======== RECORDS TO USE

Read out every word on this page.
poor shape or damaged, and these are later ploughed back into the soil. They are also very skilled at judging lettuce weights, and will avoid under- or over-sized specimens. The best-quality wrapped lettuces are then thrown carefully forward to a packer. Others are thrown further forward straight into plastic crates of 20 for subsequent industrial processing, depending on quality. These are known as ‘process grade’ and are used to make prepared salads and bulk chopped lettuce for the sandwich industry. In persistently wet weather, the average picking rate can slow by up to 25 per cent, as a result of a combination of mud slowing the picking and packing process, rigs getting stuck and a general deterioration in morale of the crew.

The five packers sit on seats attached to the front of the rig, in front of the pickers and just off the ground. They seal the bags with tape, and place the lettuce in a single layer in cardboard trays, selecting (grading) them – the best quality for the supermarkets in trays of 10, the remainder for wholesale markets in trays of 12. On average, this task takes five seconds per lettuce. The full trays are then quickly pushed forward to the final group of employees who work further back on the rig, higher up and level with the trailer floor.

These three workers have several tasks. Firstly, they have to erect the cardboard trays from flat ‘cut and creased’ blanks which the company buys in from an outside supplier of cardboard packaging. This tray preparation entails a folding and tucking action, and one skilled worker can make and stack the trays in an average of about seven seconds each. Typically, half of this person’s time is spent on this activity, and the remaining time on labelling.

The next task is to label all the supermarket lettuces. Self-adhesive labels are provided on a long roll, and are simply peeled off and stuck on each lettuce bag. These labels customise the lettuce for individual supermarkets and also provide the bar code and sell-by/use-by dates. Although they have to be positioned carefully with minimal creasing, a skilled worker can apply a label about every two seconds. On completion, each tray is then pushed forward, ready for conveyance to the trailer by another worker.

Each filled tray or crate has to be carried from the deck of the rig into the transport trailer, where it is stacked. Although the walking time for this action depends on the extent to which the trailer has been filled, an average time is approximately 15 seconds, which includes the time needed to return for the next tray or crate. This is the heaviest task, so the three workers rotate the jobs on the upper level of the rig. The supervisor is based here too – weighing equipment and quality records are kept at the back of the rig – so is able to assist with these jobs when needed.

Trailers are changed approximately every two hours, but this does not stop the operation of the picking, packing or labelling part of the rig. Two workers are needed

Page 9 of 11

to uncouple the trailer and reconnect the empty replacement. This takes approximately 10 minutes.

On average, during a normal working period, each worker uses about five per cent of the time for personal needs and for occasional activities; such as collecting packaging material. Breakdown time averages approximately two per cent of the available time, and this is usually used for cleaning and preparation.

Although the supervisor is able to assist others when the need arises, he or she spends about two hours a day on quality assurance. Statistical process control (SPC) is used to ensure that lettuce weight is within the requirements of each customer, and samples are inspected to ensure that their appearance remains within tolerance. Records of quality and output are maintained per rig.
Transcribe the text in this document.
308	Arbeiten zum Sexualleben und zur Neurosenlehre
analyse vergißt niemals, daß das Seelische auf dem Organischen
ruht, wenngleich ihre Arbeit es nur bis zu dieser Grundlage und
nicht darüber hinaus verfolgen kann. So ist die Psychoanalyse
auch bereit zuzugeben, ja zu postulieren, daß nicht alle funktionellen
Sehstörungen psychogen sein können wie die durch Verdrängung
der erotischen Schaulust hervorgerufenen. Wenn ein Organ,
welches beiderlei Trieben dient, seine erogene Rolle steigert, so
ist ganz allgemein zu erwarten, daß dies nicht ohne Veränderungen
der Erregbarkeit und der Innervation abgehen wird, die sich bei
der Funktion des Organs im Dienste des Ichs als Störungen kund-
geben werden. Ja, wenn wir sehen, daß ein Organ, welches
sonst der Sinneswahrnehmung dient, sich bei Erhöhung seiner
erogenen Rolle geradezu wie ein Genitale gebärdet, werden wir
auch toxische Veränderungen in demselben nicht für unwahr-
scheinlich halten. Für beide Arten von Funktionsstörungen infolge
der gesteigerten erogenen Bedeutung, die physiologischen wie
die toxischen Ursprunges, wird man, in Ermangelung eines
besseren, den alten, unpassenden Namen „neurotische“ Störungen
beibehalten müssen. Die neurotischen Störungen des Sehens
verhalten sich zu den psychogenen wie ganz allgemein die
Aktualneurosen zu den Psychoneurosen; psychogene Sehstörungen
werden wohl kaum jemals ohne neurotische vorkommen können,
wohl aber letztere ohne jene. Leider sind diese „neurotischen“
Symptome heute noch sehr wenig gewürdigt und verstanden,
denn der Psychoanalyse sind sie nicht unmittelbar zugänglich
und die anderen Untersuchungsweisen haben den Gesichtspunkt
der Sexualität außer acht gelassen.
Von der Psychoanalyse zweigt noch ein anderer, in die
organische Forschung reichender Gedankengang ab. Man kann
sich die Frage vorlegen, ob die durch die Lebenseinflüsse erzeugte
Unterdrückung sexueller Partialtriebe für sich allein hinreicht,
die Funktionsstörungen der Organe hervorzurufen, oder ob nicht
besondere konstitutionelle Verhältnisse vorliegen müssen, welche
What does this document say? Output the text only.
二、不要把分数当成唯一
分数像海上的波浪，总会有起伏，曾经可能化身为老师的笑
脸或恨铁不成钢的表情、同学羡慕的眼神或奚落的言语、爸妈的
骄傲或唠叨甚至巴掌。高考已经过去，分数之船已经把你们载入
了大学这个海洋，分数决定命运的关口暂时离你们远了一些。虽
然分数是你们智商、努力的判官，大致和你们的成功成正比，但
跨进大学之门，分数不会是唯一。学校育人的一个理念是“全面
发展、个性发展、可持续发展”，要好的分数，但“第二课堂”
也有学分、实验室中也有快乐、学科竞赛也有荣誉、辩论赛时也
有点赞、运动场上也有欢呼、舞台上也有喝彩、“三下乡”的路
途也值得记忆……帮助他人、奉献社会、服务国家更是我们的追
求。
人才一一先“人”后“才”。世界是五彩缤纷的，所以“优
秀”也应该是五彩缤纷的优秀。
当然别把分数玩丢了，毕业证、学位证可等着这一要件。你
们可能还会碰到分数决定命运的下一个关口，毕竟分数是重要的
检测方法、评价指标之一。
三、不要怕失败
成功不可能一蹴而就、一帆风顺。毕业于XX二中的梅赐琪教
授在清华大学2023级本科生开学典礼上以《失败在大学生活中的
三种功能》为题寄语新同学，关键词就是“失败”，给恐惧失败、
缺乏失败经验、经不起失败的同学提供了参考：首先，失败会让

================

AIM OF THE TASK: All of the entries need to be reproduced exactly; please write them out.

ANSWER BELOW:
Read out every word on this page.
poor shape or damaged, and these are later ploughed back into the soil. They are also very skilled at judging lettuce weights, and will avoid under- or over-sized specimens. The best-quality wrapped lettuces are then thrown carefully forward to a packer. Others are thrown further forward straight into plastic crates of 20 for subsequent industrial processing, depending on quality. These are known as ‘process grade’ and are used to make prepared salads and bulk chopped lettuce for the sandwich industry. In persistently wet weather, the average picking rate can slow by up to 25 per cent, as a result of a combination of mud slowing the picking and packing process, rigs getting stuck and a general deterioration in morale of the crew.

The five packers sit on seats attached to the front of the rig, in front of the pickers and just off the ground. They seal the bags with tape, and place the lettuce in a single layer in cardboard trays, selecting (grading) them – the best quality for the supermarkets in trays of 10, the remainder for wholesale markets in trays of 12. On average, this task takes five seconds per lettuce. The full trays are then quickly pushed forward to the final group of employees who work further back on the rig, higher up and level with the trailer floor.

These three workers have several tasks. Firstly, they have to erect the cardboard trays from flat ‘cut and creased’ blanks which the company buys in from an outside supplier of cardboard packaging. This tray preparation entails a folding and tucking action, and one skilled worker can make and stack the trays in an average of about seven seconds each. Typically, half of this person’s time is spent on this activity, and the remaining time on labelling.

The next task is to label all the supermarket lettuces. Self-adhesive labels are provided on a long roll, and are simply peeled off and stuck on each lettuce bag. These labels customise the lettuce for individual supermarkets and also provide the bar code and sell-by/use-by dates. Although they have to be positioned carefully with minimal creasing, a skilled worker can apply a label about every two seconds. On completion, each tray is then pushed forward, ready for conveyance to the trailer by another worker.

Each filled tray or crate has to be carried from the deck of the rig into the transport trailer, where it is stacked. Although the walking time for this action depends on the extent to which the trailer has been filled, an average time is approximately 15 seconds, which includes the time needed to return for the next tray or crate. This is the heaviest task, so the three workers rotate the jobs on the upper level of the rig. The supervisor is based here too – weighing equipment and quality records are kept at the back of the rig – so is able to assist with these jobs when needed.

Trailers are changed approximately every two hours, but this does not stop the operation of the picking, packing or labelling part of the rig. Two workers are needed

Page 9 of 11

to uncouple the trailer and reconnect the empty replacement. This takes approximately 10 minutes.

On average, during a normal working period, each worker uses about five per cent of the time for personal needs and for occasional activities; such as collecting packaging material. Breakdown time averages approximately two per cent of the available time, and this is usually used for cleaning and preparation.

Although the supervisor is able to assist others when the need arises, he or she spends about two hours a day on quality assurance. Statistical process control (SPC) is used to ensure that lettuce weight is within the requirements of each customer, and samples are inspected to ensure that their appearance remains within tolerance. Records of quality and output are maintained per rig.
Transcribe the text in this document.
308	Arbeiten zum Sexualleben und zur Neurosenlehre
analyse vergißt niemals, daß das Seelische auf dem Organischen
ruht, wenngleich ihre Arbeit es nur bis zu dieser Grundlage und
nicht darüber hinaus verfolgen kann. So ist die Psychoanalyse
auch bereit zuzugeben, ja zu postulieren, daß nicht alle funktionellen
Sehstörungen psychogen sein können wie die durch Verdrängung
der erotischen Schaulust hervorgerufenen. Wenn ein Organ,
welches beiderlei Trieben dient, seine erogene Rolle steigert, so
ist ganz allgemein zu erwarten, daß dies nicht ohne Veränderungen
der Erregbarkeit und der Innervation abgehen wird, die sich bei
der Funktion des Organs im Dienste des Ichs als Störungen kund-
geben werden. Ja, wenn wir sehen, daß ein Organ, welches
sonst der Sinneswahrnehmung dient, sich bei Erhöhung seiner
erogenen Rolle geradezu wie ein Genitale gebärdet, werden wir
auch toxische Veränderungen in demselben nicht für unwahr-
scheinlich halten. Für beide Arten von Funktionsstörungen infolge
der gesteigerten erogenen Bedeutung, die physiologischen wie
die toxischen Ursprunges, wird man, in Ermangelung eines
besseren, den alten, unpassenden Namen „neurotische“ Störungen
beibehalten müssen. Die neurotischen Störungen des Sehens
verhalten sich zu den psychogenen wie ganz allgemein die
Aktualneurosen zu den Psychoneurosen; psychogene Sehstörungen
werden wohl kaum jemals ohne neurotische vorkommen können,
wohl aber letztere ohne jene. Leider sind diese „neurotischen“
Symptome heute noch sehr wenig gewürdigt und verstanden,
denn der Psychoanalyse sind sie nicht unmittelbar zugänglich
und die anderen Untersuchungsweisen haben den Gesichtspunkt
der Sexualität außer acht gelassen.
Von der Psychoanalyse zweigt noch ein anderer, in die
organische Forschung reichender Gedankengang ab. Man kann
sich die Frage vorlegen, ob die durch die Lebenseinflüsse erzeugte
Unterdrückung sexueller Partialtriebe für sich allein hinreicht,
die Funktionsstörungen der Organe hervorzurufen, oder ob nicht
besondere konstitutionelle Verhältnisse vorliegen müssen, welche
What does this document say? Output the text only.
二、不要把分数当成唯一
分数像海上的波浪，总会有起伏，曾经可能化身为老师的笑
脸或恨铁不成钢的表情、同学羡慕的眼神或奚落的言语、爸妈的
骄傲或唠叨甚至巴掌。高考已经过去，分数之船已经把你们载入
了大学这个海洋，分数决定命运的关口暂时离你们远了一些。虽
然分数是你们智商、努力的判官，大致和你们的成功成正比，但
跨进大学之门，分数不会是唯一。学校育人的一个理念是“全面
发展、个性发展、可持续发展”，要好的分数，但“第二课堂”
也有学分、实验室中也有快乐、学科竞赛也有荣誉、辩论赛时也
有点赞、运动场上也有欢呼、舞台上也有喝彩、“三下乡”的路
途也值得记忆……帮助他人、奉献社会、服务国家更是我们的追
求。
人才一一先“人”后“才”。世界是五彩缤纷的，所以“优
秀”也应该是五彩缤纷的优秀。
当然别把分数玩丢了，毕业证、学位证可等着这一要件。你
们可能还会碰到分数决定命运的下一个关口，毕竟分数是重要的
检测方法、评价指标之一。
三、不要怕失败
成功不可能一蹴而就、一帆风顺。毕业于XX二中的梅赐琪教
授在清华大学2023级本科生开学典礼上以《失败在大学生活中的
三种功能》为题寄语新同学，关键词就是“失败”，给恐惧失败、
缺乏失败经验、经不起失败的同学提供了参考：首先，失败会让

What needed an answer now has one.